-- Begin --

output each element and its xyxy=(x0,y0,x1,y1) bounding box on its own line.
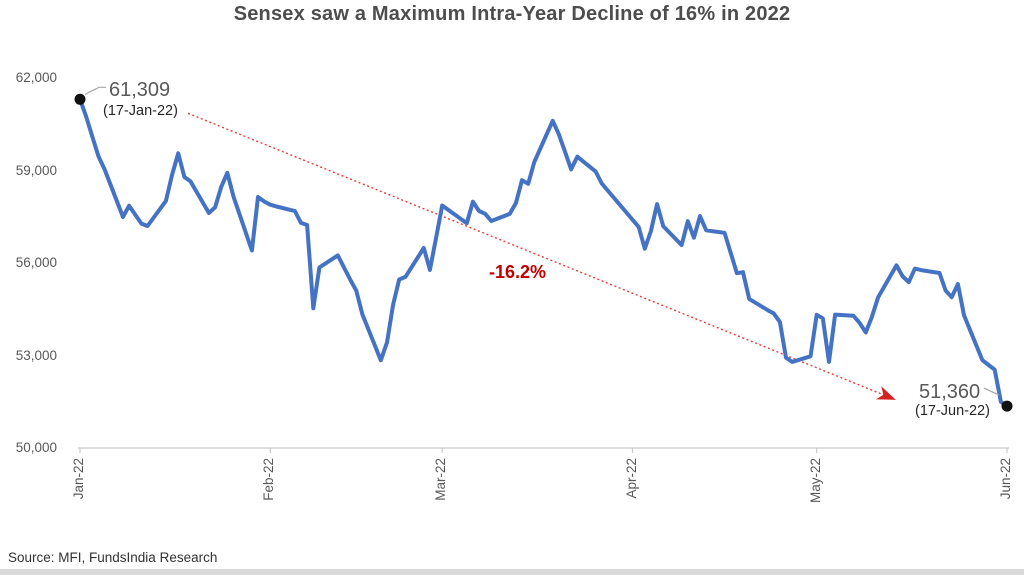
bottom-divider-bar xyxy=(0,569,1024,575)
start-annotation-value: 61,309 xyxy=(109,79,171,102)
x-axis-label-feb-22: Feb-22 xyxy=(261,458,277,501)
x-axis-label-may-22: May-22 xyxy=(807,458,823,504)
y-axis-label-62000: 62,000 xyxy=(15,70,57,85)
start-annotation-date: (17-Jan-22) xyxy=(103,103,178,120)
x-axis-label-jun-22: Jun-22 xyxy=(998,458,1013,500)
x-axis-label-apr-22: Apr-22 xyxy=(623,458,639,499)
x-axis-label-jan-22: Jan-22 xyxy=(71,458,86,500)
y-axis-label-56000: 56,000 xyxy=(15,255,57,270)
y-axis-label-50000: 50,000 xyxy=(15,440,57,455)
end-annotation-date: (17-Jun-22) xyxy=(915,403,990,420)
y-axis-label-53000: 53,000 xyxy=(15,347,57,363)
x-axis-label-mar-22: Mar-22 xyxy=(433,458,449,501)
source-note: Source: MFI, FundsIndia Research xyxy=(8,550,218,565)
y-axis-label-59000: 59,000 xyxy=(15,162,57,178)
end-point-marker xyxy=(1001,400,1013,412)
end-callout-line xyxy=(983,387,1000,396)
start-point-marker xyxy=(74,93,86,105)
end-annotation-value: 51,360 xyxy=(919,381,981,404)
decline-trendline xyxy=(187,112,896,400)
start-callout-line xyxy=(84,86,106,95)
sensex-series-line xyxy=(78,97,1009,409)
decline-percentage-label: -16.2% xyxy=(489,262,547,283)
chart-title: Sensex saw a Maximum Intra-Year Decline … xyxy=(233,3,791,25)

-- End --

» **REQUIREMENT**
Put the lines above into a JSON list of strings, one string per line, skipping blank lines and leaving out the picture.

» **REPLY TO THE TASK**
[
  "output each element and its xyxy=(x0,y0,x1,y1) bounding box on its own line.",
  "bottom-divider-bar xyxy=(0,569,1024,575)",
  "start-annotation-value: 61,309 xyxy=(109,79,171,102)",
  "x-axis-label-feb-22: Feb-22 xyxy=(261,458,277,501)",
  "x-axis-label-may-22: May-22 xyxy=(807,458,823,504)",
  "y-axis-label-62000: 62,000 xyxy=(15,70,57,85)",
  "start-annotation-date: (17-Jan-22) xyxy=(103,103,178,120)",
  "x-axis-label-jun-22: Jun-22 xyxy=(998,458,1013,500)",
  "x-axis-label-apr-22: Apr-22 xyxy=(623,458,639,499)",
  "x-axis-label-jan-22: Jan-22 xyxy=(71,458,86,500)",
  "y-axis-label-56000: 56,000 xyxy=(15,255,57,270)",
  "y-axis-label-50000: 50,000 xyxy=(15,440,57,455)",
  "end-annotation-date: (17-Jun-22) xyxy=(915,403,990,420)",
  "y-axis-label-53000: 53,000 xyxy=(15,347,57,363)",
  "x-axis-label-mar-22: Mar-22 xyxy=(433,458,449,501)",
  "source-note: Source: MFI, FundsIndia Research xyxy=(8,550,218,565)",
  "y-axis-label-59000: 59,000 xyxy=(15,162,57,178)",
  "end-point-marker xyxy=(1001,400,1013,412)",
  "end-callout-line xyxy=(983,387,1000,396)",
  "start-point-marker xyxy=(74,93,86,105)",
  "end-annotation-value: 51,360 xyxy=(919,381,981,404)",
  "decline-trendline xyxy=(187,112,896,400)",
  "start-callout-line xyxy=(84,86,106,95)",
  "sensex-series-line xyxy=(78,97,1009,409)",
  "decline-percentage-label: -16.2% xyxy=(489,262,547,283)",
  "chart-title: Sensex saw a Maximum Intra-Year Decline … xyxy=(233,3,791,25)"
]